- [GIVEN EXERCISE] What is the number of lines in these entries that contain "喜上眉头"? State it alone.

- [INFORMATION GIVEN]
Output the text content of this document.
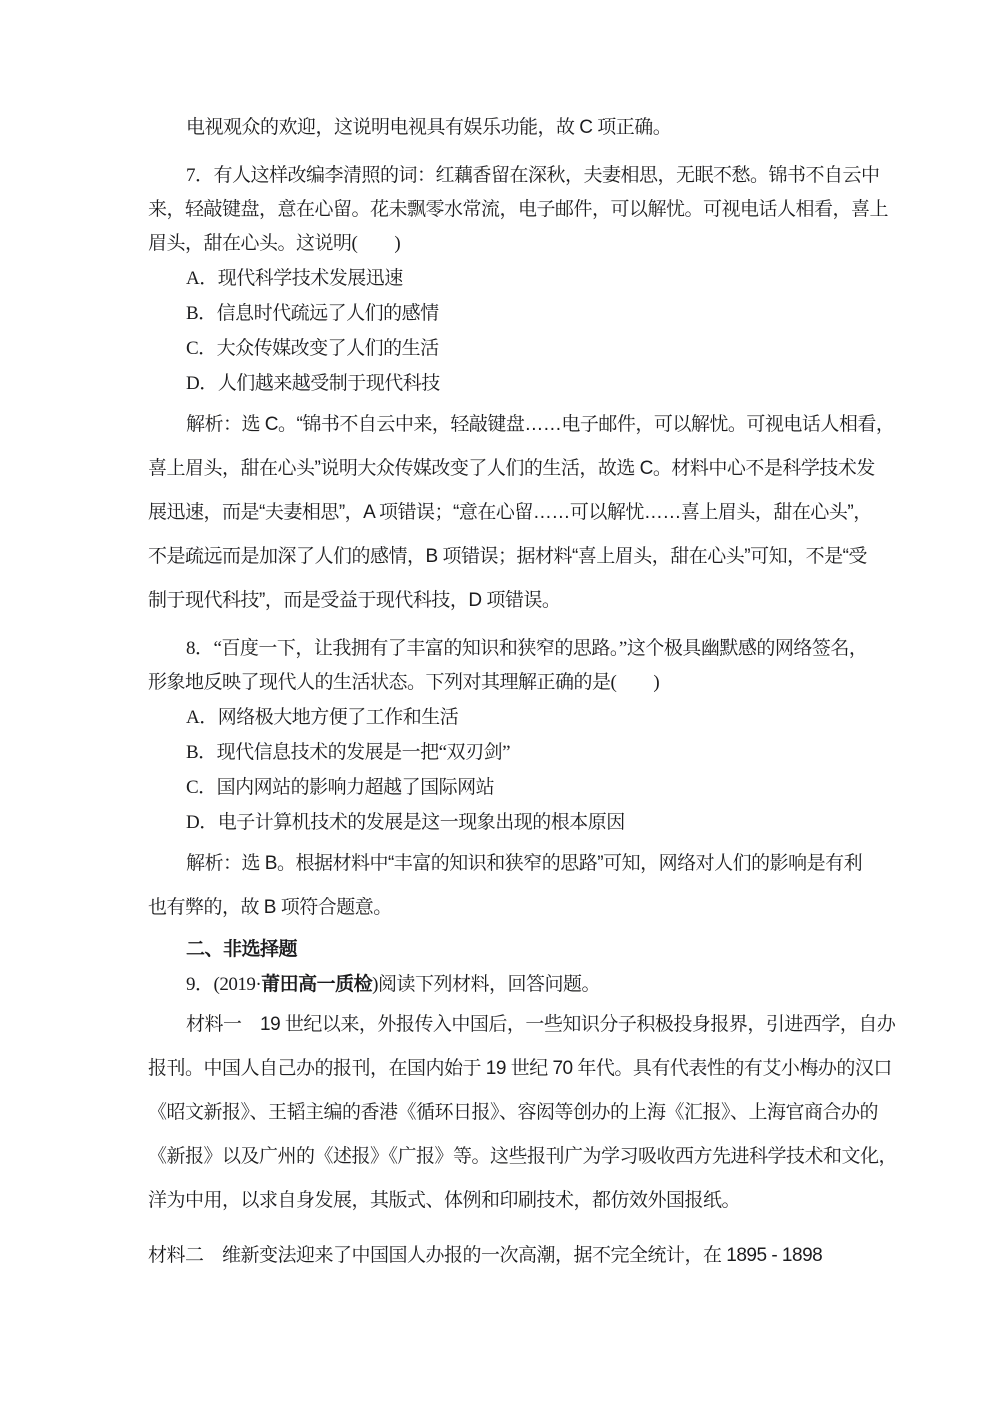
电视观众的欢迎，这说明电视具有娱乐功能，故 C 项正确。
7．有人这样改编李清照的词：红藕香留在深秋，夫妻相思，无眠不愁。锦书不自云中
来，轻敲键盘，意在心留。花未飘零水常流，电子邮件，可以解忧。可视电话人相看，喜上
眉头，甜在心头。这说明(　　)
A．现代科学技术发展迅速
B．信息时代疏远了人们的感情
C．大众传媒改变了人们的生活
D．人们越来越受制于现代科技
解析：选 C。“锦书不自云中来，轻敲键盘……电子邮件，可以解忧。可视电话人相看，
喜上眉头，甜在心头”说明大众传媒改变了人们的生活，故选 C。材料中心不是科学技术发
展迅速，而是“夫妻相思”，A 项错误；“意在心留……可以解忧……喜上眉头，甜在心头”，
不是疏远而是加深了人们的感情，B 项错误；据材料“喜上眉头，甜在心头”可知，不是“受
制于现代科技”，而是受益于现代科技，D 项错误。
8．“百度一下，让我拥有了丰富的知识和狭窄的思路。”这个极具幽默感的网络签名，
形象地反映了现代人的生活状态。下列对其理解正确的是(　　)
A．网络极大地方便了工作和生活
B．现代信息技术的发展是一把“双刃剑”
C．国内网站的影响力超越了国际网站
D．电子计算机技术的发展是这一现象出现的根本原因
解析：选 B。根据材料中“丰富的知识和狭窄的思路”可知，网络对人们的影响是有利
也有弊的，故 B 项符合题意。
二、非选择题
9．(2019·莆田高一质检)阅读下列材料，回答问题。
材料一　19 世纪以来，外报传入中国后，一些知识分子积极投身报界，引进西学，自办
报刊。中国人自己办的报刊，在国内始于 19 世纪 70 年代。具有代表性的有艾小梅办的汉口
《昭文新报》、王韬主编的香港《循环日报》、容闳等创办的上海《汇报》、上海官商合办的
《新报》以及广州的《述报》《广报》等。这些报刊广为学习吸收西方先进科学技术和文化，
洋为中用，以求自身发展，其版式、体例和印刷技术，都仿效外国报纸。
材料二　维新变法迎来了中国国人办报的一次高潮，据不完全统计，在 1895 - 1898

- [COMPLETED TASK] 3